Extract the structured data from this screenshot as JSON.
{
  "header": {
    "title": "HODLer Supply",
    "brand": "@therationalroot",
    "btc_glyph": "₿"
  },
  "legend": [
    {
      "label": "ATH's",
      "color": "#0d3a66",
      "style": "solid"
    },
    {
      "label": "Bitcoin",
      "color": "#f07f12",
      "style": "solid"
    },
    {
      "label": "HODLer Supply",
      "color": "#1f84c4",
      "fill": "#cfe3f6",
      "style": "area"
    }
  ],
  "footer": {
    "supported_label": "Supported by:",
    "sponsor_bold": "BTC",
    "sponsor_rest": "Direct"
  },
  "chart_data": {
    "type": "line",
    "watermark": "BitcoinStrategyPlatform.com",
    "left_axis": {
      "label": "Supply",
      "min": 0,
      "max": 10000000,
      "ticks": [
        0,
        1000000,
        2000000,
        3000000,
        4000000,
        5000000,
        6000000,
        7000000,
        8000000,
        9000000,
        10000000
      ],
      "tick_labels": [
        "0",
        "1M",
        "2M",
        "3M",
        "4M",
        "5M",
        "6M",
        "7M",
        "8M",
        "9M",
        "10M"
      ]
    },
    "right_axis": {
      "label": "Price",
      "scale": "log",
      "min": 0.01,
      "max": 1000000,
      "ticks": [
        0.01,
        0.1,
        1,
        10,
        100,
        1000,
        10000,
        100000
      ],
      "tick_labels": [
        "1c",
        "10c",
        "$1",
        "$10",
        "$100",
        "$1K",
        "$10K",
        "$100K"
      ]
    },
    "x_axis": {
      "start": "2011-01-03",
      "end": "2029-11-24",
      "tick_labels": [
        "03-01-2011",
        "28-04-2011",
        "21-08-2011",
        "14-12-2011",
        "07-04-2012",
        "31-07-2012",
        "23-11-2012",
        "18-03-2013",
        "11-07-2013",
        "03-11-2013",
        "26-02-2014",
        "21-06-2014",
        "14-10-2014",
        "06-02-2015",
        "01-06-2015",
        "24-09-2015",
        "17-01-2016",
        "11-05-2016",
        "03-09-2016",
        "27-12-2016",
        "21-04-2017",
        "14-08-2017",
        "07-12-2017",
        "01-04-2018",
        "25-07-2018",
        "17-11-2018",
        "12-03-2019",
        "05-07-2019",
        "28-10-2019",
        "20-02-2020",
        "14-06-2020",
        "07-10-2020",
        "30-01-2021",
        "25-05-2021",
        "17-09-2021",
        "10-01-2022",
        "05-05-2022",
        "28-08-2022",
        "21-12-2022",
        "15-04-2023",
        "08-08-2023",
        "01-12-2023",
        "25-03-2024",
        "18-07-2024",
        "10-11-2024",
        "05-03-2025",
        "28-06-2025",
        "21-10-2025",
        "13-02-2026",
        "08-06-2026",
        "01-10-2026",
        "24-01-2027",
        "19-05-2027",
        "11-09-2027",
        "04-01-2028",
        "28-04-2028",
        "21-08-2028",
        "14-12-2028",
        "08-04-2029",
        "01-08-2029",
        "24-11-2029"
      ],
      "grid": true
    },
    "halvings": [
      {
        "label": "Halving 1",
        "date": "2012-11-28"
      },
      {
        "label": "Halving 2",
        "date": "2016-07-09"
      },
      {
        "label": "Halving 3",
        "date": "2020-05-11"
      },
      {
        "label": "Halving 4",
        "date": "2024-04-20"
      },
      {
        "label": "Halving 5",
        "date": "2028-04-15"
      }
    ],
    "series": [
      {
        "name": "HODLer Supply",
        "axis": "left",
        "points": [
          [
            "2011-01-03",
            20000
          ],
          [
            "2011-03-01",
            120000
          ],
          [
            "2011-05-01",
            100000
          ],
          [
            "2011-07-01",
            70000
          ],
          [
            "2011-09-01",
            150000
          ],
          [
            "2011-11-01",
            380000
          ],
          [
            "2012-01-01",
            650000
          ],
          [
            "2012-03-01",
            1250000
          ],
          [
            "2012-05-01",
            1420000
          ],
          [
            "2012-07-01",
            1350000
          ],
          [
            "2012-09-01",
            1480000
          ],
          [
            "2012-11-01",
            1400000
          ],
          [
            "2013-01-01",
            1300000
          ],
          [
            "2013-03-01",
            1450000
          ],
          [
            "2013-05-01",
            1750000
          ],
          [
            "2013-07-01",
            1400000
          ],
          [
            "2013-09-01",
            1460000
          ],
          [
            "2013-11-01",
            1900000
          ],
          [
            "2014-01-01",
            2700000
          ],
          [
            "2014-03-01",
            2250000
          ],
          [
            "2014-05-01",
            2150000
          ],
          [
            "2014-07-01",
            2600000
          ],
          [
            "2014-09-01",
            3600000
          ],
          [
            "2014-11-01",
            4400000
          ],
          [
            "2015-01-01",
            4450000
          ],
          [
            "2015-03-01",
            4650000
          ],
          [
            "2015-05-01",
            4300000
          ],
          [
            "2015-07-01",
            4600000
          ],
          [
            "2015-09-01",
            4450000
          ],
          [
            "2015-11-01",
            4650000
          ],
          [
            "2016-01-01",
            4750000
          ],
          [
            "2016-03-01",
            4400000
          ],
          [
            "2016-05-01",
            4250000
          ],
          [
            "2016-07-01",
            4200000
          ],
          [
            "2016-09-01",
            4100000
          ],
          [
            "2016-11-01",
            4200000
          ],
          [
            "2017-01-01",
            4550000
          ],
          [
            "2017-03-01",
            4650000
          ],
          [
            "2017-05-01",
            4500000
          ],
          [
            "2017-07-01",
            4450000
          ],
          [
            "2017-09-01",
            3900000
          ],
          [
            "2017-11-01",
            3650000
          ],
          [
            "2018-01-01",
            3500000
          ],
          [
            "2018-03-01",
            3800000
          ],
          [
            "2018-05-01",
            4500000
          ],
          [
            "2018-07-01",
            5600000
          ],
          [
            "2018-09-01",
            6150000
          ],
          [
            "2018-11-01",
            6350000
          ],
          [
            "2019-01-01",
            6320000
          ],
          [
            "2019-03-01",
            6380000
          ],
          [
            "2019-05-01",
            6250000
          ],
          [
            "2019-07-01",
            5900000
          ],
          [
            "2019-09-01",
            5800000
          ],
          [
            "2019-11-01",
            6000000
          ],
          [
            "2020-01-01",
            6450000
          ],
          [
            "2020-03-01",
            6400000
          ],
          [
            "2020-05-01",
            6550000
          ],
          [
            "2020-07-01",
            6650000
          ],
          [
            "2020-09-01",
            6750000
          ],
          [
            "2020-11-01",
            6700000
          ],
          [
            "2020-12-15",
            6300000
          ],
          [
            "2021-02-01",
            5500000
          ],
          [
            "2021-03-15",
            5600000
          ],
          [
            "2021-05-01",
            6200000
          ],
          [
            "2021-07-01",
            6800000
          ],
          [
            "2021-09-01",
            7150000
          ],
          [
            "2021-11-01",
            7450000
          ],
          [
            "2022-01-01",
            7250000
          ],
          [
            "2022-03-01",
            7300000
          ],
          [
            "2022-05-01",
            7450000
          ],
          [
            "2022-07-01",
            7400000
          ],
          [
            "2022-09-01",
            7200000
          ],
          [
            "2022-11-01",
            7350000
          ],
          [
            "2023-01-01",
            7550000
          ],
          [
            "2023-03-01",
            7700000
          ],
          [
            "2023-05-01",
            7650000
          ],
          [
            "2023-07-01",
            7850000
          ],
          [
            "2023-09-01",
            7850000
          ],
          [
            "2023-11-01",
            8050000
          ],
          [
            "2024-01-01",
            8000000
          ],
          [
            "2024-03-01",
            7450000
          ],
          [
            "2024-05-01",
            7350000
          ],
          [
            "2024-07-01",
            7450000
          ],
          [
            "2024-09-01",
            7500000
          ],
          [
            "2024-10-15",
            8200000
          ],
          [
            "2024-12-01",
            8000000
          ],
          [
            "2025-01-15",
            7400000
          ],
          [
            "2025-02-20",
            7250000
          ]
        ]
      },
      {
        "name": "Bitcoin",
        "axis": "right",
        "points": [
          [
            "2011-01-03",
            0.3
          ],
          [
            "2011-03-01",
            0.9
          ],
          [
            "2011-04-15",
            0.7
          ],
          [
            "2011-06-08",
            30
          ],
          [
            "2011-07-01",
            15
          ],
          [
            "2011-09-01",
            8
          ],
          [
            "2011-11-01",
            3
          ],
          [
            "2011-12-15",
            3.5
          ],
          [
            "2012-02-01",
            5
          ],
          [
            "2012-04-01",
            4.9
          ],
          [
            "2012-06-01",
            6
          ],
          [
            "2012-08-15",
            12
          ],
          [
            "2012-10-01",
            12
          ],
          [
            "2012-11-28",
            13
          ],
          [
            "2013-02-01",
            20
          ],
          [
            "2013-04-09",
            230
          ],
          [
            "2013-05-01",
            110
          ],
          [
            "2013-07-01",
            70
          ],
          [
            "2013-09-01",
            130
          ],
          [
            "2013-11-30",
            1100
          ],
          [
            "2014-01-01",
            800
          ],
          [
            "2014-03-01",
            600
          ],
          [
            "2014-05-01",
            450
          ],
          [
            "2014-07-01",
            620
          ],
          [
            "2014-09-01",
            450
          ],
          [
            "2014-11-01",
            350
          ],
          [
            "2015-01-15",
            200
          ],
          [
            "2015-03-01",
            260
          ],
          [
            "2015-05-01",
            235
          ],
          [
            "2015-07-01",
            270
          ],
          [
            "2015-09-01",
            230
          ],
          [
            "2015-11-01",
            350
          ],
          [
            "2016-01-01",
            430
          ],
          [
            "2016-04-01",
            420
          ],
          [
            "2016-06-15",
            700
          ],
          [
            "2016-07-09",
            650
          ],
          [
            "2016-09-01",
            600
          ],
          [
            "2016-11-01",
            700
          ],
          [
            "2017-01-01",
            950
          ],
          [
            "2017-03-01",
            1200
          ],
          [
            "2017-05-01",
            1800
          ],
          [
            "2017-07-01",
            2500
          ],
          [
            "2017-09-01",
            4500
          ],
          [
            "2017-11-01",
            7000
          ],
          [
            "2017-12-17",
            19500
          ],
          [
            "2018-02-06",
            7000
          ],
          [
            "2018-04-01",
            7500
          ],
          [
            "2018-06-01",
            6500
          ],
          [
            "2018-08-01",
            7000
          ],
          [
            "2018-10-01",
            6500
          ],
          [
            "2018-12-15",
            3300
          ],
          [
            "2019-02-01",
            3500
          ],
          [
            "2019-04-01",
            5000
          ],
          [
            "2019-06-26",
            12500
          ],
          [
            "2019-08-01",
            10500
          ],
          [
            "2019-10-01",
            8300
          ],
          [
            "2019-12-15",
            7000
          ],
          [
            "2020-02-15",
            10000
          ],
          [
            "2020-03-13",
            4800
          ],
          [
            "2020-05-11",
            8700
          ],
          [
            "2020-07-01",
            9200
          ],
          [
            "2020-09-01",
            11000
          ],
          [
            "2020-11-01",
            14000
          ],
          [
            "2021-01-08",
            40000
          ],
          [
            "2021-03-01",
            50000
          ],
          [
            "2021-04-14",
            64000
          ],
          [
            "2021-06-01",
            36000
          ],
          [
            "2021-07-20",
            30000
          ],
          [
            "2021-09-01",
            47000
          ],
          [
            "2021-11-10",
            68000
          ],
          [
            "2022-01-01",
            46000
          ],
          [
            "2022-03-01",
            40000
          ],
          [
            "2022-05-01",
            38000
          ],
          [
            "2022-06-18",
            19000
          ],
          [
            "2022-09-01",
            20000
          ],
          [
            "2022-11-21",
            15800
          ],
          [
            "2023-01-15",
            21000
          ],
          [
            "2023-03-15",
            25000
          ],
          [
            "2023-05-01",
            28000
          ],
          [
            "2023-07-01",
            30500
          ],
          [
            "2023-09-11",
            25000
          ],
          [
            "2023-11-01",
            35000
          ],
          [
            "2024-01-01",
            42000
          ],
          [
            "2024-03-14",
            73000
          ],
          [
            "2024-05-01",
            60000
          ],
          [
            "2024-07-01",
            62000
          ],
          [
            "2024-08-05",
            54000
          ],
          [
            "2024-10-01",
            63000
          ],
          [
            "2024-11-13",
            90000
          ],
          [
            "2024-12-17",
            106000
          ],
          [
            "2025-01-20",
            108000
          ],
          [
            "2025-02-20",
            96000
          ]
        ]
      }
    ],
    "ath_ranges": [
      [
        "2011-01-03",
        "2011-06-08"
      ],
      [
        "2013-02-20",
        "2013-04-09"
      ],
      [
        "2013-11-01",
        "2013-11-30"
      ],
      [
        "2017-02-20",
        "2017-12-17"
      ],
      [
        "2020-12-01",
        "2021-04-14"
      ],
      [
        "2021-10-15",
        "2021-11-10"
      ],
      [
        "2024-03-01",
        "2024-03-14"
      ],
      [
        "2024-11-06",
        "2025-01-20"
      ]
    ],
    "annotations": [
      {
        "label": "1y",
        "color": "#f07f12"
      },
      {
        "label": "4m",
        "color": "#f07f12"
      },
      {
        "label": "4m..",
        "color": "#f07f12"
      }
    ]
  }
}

-------

Using the entries above, return each line in which the word "date" occurs.

Reply to the task:
        "date": "2012-11-28"
        "date": "2016-07-09"
        "date": "2020-05-11"
        "date": "2024-04-20"
        "date": "2028-04-15"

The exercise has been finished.